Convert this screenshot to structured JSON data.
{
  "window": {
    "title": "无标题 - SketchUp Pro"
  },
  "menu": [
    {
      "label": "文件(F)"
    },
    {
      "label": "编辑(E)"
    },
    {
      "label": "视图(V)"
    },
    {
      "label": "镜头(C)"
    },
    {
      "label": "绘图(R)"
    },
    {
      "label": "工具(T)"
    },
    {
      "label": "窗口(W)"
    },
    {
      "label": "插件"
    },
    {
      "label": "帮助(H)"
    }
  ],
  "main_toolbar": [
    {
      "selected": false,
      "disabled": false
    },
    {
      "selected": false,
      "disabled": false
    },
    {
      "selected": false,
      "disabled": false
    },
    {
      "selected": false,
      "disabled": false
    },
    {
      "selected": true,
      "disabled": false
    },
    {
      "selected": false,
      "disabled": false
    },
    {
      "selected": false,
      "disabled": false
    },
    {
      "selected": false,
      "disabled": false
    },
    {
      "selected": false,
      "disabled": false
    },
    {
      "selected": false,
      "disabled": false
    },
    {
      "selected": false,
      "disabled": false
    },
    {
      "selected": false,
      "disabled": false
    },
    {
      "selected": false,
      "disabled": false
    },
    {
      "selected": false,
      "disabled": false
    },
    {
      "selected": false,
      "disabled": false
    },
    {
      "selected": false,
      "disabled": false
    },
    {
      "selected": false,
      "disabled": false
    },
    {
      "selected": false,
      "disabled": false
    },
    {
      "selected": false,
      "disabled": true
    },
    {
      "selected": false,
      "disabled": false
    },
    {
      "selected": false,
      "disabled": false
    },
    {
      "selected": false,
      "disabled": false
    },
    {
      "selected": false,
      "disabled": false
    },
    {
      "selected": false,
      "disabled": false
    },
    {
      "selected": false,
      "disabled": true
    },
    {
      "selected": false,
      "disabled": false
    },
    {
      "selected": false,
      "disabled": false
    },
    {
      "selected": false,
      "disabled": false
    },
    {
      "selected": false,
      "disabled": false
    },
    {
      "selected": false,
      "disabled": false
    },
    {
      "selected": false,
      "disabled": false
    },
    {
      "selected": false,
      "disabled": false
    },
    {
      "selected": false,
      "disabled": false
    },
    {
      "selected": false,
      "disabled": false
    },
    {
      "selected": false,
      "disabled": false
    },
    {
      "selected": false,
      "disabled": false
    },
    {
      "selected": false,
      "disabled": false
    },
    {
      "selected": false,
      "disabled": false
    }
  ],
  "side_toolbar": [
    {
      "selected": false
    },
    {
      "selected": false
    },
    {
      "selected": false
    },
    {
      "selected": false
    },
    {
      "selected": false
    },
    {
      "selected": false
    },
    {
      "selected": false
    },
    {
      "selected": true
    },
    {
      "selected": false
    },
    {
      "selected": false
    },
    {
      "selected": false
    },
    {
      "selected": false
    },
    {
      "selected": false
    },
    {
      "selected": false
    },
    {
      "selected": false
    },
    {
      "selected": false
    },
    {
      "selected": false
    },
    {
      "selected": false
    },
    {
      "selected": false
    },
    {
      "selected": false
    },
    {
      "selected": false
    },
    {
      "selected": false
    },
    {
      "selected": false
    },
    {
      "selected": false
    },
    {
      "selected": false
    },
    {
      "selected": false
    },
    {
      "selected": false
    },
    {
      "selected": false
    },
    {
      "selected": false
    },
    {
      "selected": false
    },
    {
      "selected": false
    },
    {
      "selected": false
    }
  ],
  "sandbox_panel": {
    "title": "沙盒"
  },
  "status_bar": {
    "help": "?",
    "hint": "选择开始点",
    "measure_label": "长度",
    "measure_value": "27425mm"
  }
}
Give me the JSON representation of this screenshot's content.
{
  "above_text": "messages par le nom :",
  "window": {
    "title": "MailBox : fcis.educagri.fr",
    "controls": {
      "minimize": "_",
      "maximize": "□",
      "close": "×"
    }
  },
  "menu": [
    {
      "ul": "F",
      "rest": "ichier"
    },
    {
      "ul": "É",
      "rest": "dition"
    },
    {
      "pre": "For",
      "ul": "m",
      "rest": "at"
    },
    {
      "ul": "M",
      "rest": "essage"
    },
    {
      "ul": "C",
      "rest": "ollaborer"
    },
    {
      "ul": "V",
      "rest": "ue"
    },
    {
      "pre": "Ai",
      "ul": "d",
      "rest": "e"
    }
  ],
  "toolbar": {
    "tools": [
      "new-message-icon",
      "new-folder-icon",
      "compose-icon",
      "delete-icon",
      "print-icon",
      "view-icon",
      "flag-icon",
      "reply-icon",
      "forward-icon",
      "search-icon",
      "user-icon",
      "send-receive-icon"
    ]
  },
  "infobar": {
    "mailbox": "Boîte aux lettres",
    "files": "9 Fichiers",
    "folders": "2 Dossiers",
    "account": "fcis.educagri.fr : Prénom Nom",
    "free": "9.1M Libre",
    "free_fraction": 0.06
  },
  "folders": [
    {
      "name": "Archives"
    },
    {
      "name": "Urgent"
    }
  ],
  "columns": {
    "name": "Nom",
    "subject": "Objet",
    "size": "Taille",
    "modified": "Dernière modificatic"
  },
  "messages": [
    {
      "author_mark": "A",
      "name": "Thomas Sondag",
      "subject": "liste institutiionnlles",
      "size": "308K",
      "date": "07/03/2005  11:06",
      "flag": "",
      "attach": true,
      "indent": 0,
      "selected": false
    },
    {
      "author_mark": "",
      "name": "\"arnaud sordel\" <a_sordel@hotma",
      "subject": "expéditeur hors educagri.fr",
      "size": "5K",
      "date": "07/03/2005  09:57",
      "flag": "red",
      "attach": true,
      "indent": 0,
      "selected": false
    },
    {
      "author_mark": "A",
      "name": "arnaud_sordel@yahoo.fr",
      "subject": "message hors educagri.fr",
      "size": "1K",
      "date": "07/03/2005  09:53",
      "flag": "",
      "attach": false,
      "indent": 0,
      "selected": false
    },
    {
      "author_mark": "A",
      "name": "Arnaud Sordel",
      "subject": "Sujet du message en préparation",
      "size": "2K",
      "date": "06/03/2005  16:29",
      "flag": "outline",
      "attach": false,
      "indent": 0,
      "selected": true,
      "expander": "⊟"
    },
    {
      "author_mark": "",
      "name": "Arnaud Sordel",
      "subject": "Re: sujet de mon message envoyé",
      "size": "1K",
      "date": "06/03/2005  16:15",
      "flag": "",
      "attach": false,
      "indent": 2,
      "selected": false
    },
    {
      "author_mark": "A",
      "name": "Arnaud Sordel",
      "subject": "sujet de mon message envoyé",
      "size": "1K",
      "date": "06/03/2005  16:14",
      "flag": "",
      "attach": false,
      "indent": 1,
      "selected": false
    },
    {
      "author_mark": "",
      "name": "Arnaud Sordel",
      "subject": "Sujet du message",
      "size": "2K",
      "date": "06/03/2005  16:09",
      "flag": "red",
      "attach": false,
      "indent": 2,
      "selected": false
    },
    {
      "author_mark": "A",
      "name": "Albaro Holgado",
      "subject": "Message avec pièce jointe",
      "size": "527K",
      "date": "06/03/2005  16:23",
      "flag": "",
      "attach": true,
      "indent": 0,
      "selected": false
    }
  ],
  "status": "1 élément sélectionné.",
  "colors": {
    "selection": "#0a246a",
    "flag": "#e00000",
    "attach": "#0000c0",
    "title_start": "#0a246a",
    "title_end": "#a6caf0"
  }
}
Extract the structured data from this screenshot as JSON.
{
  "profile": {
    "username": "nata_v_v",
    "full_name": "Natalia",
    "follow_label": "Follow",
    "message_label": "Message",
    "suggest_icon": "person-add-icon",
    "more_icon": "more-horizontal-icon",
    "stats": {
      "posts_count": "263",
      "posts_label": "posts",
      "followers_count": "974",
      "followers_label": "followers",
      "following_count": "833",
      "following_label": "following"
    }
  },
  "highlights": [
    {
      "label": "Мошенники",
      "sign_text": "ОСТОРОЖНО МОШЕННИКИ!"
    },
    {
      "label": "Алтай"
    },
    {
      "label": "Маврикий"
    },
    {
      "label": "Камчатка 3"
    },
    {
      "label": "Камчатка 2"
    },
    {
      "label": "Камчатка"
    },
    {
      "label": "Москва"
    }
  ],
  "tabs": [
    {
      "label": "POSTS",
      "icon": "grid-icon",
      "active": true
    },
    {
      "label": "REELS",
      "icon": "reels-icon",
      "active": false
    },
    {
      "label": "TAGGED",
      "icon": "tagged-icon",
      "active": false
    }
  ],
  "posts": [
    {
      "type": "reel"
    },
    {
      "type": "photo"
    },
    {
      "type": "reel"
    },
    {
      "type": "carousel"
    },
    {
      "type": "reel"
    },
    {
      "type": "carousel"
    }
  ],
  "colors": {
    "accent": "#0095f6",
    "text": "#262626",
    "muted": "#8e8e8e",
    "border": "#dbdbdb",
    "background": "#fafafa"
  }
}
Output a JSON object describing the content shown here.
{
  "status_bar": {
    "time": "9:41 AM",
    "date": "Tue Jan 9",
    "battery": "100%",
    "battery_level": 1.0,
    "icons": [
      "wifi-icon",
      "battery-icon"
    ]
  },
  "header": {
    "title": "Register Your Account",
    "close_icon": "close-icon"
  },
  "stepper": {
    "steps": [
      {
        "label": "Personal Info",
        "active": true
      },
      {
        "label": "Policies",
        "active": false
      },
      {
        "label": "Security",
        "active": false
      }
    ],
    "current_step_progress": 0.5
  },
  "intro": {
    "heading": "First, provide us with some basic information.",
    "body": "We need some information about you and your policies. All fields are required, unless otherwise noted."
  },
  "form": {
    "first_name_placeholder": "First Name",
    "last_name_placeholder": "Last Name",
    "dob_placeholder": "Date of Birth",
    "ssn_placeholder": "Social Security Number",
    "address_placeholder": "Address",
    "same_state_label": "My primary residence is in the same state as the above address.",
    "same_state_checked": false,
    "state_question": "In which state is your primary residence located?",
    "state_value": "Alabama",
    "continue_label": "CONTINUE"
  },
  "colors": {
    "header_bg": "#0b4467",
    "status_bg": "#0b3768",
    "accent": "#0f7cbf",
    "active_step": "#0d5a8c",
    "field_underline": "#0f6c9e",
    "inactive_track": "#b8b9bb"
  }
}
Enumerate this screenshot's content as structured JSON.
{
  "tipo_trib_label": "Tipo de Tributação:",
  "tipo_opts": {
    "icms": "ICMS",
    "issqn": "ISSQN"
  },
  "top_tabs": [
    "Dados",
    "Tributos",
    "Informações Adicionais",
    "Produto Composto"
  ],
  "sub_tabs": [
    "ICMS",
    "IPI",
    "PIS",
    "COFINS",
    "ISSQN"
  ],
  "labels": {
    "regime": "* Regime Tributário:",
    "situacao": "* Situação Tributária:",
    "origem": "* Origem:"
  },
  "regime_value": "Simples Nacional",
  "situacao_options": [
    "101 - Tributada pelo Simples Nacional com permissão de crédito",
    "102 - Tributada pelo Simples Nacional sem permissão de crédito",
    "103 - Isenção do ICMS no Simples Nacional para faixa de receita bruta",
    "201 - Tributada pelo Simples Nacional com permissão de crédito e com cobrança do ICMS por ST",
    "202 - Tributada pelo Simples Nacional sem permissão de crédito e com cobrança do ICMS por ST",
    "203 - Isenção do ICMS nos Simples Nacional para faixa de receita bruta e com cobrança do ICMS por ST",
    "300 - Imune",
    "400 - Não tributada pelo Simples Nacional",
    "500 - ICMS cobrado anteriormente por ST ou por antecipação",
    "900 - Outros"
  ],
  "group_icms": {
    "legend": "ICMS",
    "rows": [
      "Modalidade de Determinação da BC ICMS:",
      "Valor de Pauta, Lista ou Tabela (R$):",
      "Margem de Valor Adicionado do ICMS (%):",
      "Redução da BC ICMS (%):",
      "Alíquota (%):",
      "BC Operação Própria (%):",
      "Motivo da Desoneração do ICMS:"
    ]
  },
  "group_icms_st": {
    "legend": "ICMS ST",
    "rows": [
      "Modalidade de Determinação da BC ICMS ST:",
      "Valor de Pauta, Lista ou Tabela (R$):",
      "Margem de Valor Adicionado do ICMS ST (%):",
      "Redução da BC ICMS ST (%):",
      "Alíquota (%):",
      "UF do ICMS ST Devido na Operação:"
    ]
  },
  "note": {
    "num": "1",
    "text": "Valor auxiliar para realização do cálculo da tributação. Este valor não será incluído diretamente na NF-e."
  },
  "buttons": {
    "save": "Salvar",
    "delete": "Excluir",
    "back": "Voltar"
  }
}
········
• **Task to complete**: Across all the entries, count the lines that contain the word "Margem" and give the number by itself.

• **Task answer**: 2